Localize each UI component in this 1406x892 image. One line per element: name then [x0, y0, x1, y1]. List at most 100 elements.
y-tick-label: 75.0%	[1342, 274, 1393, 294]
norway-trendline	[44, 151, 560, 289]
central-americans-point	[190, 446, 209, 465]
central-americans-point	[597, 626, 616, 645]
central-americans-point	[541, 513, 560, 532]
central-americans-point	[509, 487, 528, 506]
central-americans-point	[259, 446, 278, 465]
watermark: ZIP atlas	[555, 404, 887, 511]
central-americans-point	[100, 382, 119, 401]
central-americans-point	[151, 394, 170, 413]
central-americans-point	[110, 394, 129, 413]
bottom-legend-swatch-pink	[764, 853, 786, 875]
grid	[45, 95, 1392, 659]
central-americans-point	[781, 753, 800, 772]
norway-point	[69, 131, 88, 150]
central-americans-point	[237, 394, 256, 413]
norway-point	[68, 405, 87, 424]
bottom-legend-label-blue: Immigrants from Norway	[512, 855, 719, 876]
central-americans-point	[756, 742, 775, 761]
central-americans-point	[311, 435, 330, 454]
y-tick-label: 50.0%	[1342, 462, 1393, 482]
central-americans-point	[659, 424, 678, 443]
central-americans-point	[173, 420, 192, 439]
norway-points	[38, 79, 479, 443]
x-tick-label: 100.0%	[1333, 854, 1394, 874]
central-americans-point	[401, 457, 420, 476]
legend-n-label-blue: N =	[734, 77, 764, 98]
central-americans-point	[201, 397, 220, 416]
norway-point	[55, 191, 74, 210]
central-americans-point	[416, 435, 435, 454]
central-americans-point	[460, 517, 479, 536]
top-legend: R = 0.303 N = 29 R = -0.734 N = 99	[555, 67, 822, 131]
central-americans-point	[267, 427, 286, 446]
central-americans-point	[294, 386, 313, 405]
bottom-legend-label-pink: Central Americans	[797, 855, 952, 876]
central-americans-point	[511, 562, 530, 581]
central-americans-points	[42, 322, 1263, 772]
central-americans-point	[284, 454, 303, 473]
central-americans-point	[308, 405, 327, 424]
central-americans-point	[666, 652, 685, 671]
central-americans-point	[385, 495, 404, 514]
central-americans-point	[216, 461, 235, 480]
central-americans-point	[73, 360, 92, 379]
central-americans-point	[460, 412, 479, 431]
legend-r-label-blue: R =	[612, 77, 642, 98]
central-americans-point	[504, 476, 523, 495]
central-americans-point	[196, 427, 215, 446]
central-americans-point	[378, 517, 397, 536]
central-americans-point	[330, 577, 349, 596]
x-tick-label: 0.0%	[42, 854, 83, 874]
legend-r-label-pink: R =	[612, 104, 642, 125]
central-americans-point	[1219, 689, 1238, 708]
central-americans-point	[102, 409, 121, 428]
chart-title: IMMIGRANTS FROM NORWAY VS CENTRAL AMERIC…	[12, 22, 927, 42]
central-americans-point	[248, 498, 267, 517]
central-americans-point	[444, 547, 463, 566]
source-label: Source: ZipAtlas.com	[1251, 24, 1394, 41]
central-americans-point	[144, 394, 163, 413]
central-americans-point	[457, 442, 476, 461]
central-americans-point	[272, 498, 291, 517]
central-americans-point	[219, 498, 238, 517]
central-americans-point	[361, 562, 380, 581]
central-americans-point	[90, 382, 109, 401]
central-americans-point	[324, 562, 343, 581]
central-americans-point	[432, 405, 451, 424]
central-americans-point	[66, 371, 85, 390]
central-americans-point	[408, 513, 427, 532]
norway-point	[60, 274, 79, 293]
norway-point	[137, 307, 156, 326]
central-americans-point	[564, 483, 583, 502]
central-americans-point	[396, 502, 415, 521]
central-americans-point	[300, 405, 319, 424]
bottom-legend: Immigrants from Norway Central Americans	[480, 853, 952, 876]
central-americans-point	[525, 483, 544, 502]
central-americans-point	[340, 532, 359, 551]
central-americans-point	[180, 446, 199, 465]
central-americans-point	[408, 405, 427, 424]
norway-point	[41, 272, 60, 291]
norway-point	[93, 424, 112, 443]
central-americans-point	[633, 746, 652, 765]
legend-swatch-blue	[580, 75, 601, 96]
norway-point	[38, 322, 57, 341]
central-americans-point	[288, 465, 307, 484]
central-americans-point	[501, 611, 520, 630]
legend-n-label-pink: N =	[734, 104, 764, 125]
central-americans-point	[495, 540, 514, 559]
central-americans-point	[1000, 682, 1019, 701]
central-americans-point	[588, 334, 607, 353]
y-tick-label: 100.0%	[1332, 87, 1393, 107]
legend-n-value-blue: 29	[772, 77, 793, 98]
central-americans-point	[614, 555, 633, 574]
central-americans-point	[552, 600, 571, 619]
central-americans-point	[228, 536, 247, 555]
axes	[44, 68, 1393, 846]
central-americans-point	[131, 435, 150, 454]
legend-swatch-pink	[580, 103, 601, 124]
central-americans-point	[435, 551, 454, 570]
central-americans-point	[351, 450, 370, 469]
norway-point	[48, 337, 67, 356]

_____

- GOAL
How many lines in the data above contain the string "blue"? Reply with the number alone.

- SOLVED PROBLEM
5